═══ MATERIAL TO PROCESS

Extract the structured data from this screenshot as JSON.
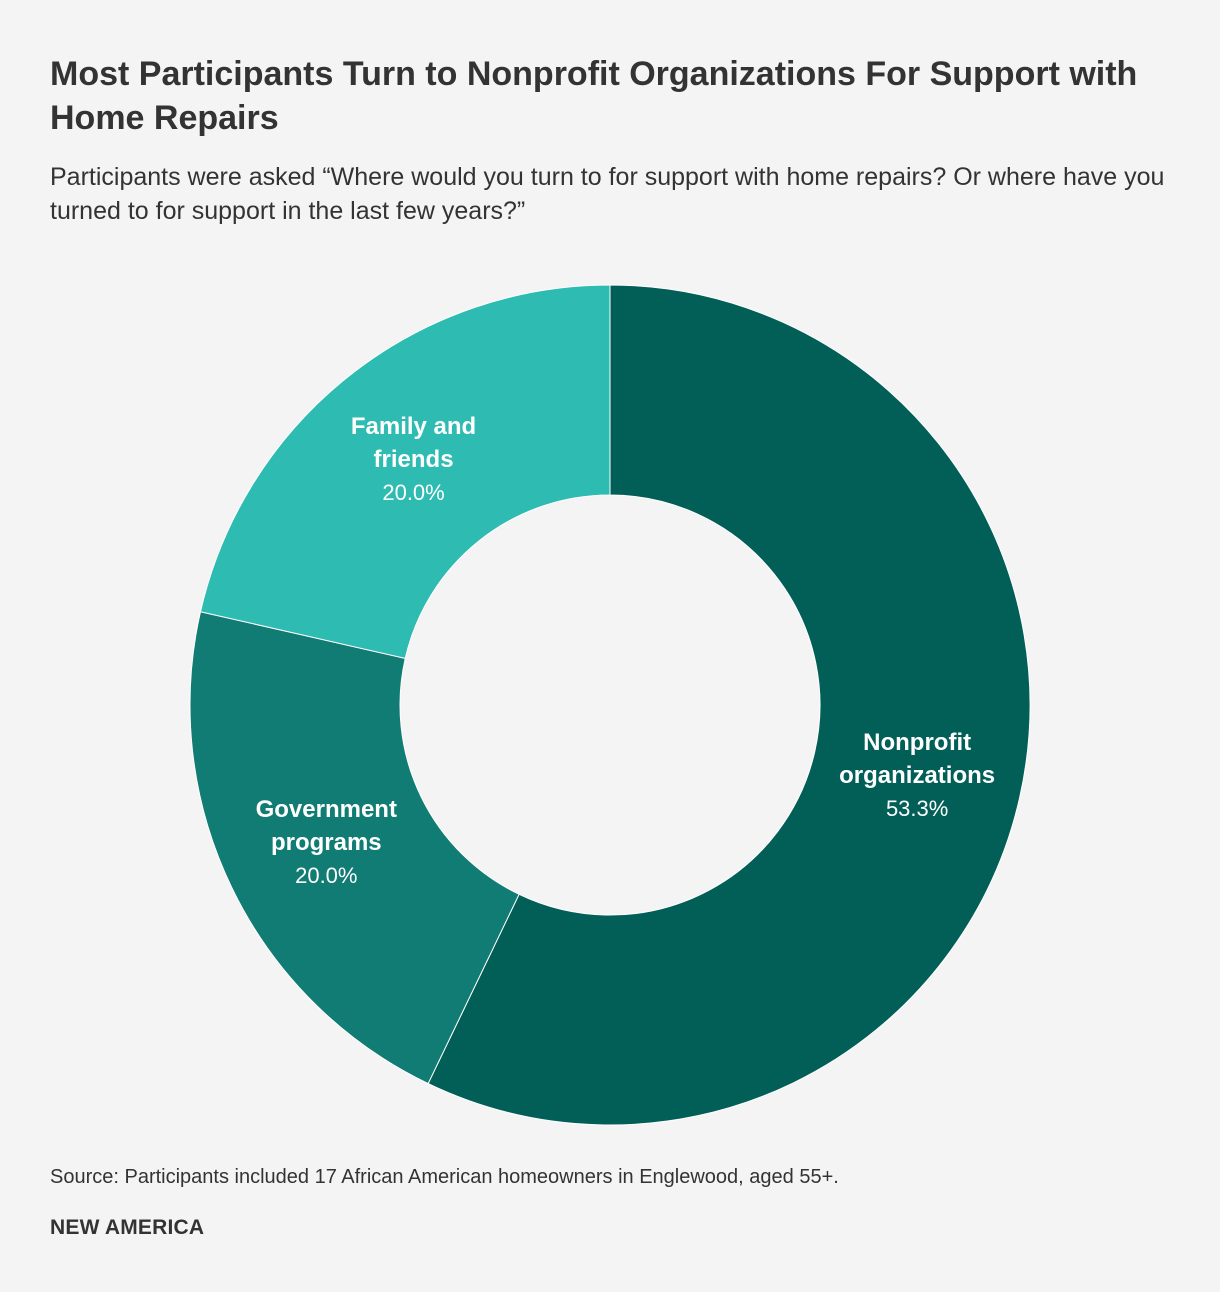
{
  "header": {
    "title": "Most Participants Turn to Nonprofit Organizations For Support with Home Repairs",
    "subtitle": "Participants were asked “Where would you turn to for support with home repairs? Or where have you turned to for support in the last few years?”"
  },
  "chart_data": {
    "type": "pie",
    "style": "donut",
    "unit": "%",
    "slices": [
      {
        "label_lines": [
          "Nonprofit",
          "organizations"
        ],
        "label": "Nonprofit organizations",
        "value": 53.3,
        "display": "53.3%",
        "color": "#025f58"
      },
      {
        "label_lines": [
          "Government",
          "programs"
        ],
        "label": "Government programs",
        "value": 20.0,
        "display": "20.0%",
        "color": "#107c73"
      },
      {
        "label_lines": [
          "Family and",
          "friends"
        ],
        "label": "Family and friends",
        "value": 20.0,
        "display": "20.0%",
        "color": "#2ebbb1"
      }
    ]
  },
  "footer": {
    "source": "Source: Participants included 17 African American homeowners in Englewood, aged 55+.",
    "brand": "NEW AMERICA"
  }
}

══════

- YOUR OBJECTIVE -
Leave the images out and output the remaining material exactly as it stands.

- COMPLETED TASK -
Extract the structured data from this screenshot as JSON.
{
  "header": {
    "title": "Most Participants Turn to Nonprofit Organizations For Support with Home Repairs",
    "subtitle": "Participants were asked “Where would you turn to for support with home repairs? Or where have you turned to for support in the last few years?”"
  },
  "chart_data": {
    "type": "pie",
    "style": "donut",
    "unit": "%",
    "slices": [
      {
        "label_lines": [
          "Nonprofit",
          "organizations"
        ],
        "label": "Nonprofit organizations",
        "value": 53.3,
        "display": "53.3%",
        "color": "#025f58"
      },
      {
        "label_lines": [
          "Government",
          "programs"
        ],
        "label": "Government programs",
        "value": 20.0,
        "display": "20.0%",
        "color": "#107c73"
      },
      {
        "label_lines": [
          "Family and",
          "friends"
        ],
        "label": "Family and friends",
        "value": 20.0,
        "display": "20.0%",
        "color": "#2ebbb1"
      }
    ]
  },
  "footer": {
    "source": "Source: Participants included 17 African American homeowners in Englewood, aged 55+.",
    "brand": "NEW AMERICA"
  }
}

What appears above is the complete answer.